WORK ITEM:
Every line of the listing must be reproduced as it stands. Leave the images behind.

INPUT:
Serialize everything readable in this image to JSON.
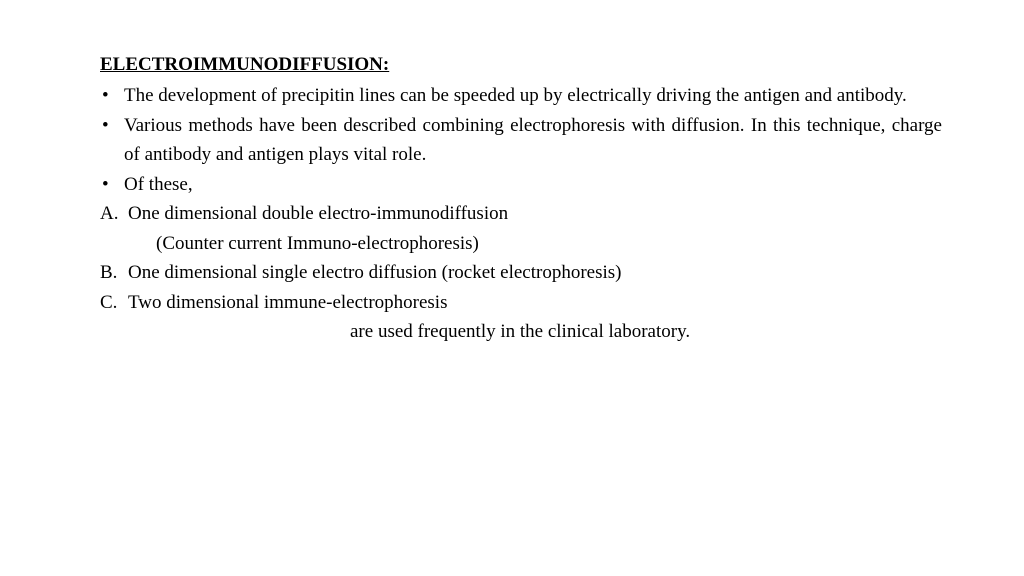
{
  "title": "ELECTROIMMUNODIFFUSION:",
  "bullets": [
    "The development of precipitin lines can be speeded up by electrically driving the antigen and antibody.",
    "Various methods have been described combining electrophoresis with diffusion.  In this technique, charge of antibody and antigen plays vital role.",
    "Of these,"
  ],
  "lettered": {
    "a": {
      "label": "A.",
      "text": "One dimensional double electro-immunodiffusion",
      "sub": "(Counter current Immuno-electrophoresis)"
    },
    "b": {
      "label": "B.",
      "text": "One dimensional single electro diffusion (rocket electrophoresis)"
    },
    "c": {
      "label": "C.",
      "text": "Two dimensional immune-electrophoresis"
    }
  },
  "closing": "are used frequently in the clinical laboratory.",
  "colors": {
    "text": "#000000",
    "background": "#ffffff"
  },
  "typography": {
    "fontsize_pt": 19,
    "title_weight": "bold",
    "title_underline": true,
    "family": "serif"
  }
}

TASK ANSWER:
Serialize everything readable in this image to JSON.
{
  "title": "ELECTROIMMUNODIFFUSION:",
  "bullets": [
    "The development of precipitin lines can be speeded up by electrically driving the antigen and antibody.",
    "Various methods have been described combining electrophoresis with diffusion.  In this technique, charge of antibody and antigen plays vital role.",
    "Of these,"
  ],
  "lettered": {
    "a": {
      "label": "A.",
      "text": "One dimensional double electro-immunodiffusion",
      "sub": "(Counter current Immuno-electrophoresis)"
    },
    "b": {
      "label": "B.",
      "text": "One dimensional single electro diffusion (rocket electrophoresis)"
    },
    "c": {
      "label": "C.",
      "text": "Two dimensional immune-electrophoresis"
    }
  },
  "closing": "are used frequently in the clinical laboratory.",
  "colors": {
    "text": "#000000",
    "background": "#ffffff"
  },
  "typography": {
    "fontsize_pt": 19,
    "title_weight": "bold",
    "title_underline": true,
    "family": "serif"
  }
}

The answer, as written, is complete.